SET TASK A
In the blog post on ruining an important discussion, reproduce the stretch from "Let's look at" through "meeting you've scheduled?", swapping "conversation" for "meeting".
SET TASK B
According to the blog post on ruining an important discussion, what does setting a time, keeping to it and being right on time show?
SET TASK C
Write the next part of the blog post on ruining an important discussion, picking up after its last sentence.

DOCUMENT PASSAGE
Showing posts with label improving communication. Show all posts
Showing posts with label improving communication. Show all posts

Monday, July 16, 2007

Five Ways To Destroy An Important Discussion

Of course you want to have a positive outcome to an important discussion!
But sometimes it just doesn't happen and you're not sure why.

Let's look at five possible ways you may have been jeopardizing the success of a conversation. Each of these can have a huge impact on how the communication will develop.

CANCEL THE APPOINTMENT AT THE LAST MINUTE

What better way is there to show that you don't value the meeting you've scheduled?

Setting a time and keeping to it AND being right on time shows the importance you have placed on the discussion.

TALK MORE THAN YOU LISTEN

You may feel as though you have so much wisdom that you just have to share it all! The fact is that your listening will make all the difference in knowing how the situation could be improved. By your intent listening you are able to hear the nuances that may not have been so obvious and you'll know what needs to be said to be resolve a conflict or have a positive influence.

DATA EXTRACT

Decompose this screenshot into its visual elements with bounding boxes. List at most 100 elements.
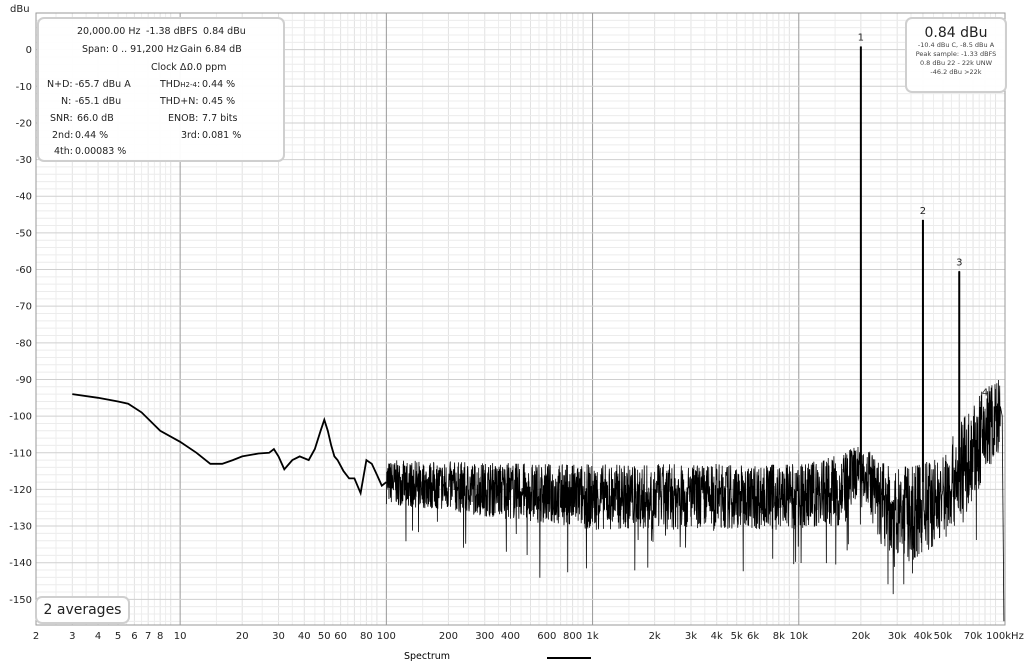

EXERCISE RESULT A
Let's look at five possible ways you may have been jeopardizing the success of a meeting. Each of these can have a huge impact on how the communication will develop.

CANCEL THE APPOINTMENT AT THE LAST MINUTE

What better way is there to show that you don't value the meeting you've scheduled?

EXERCISE RESULT B
It shows the importance you have placed on the discussion.

EXERCISE RESULT C
AVOID TALKING ABOUT ANY FEELINGS

Sure it may be a business meeting, but we are all human beings and the feelings that are present can make a huge difference in how productive a company can be. When there are concerns that are not being addressed, there can be an energy drain and less work can be accomplished. So take the time to inquire about feelings and listen carefully to what is being said and avoid reacting defensively to what you hear.

ANSWER EVERY CALL THAT COMES IN DURING YOUR MEETING

Ouch! Having a conversation interrupted by phones ringing AND your answering the calls is so disrespectful of the other person in the discussion. The interruption can also break the flow of thoughts and good ideas can be lost. Turn your cell phone off and forward your phone or turn off the ringer if possible. If there are any calls the do come in, ignore them and let them go to voice mail.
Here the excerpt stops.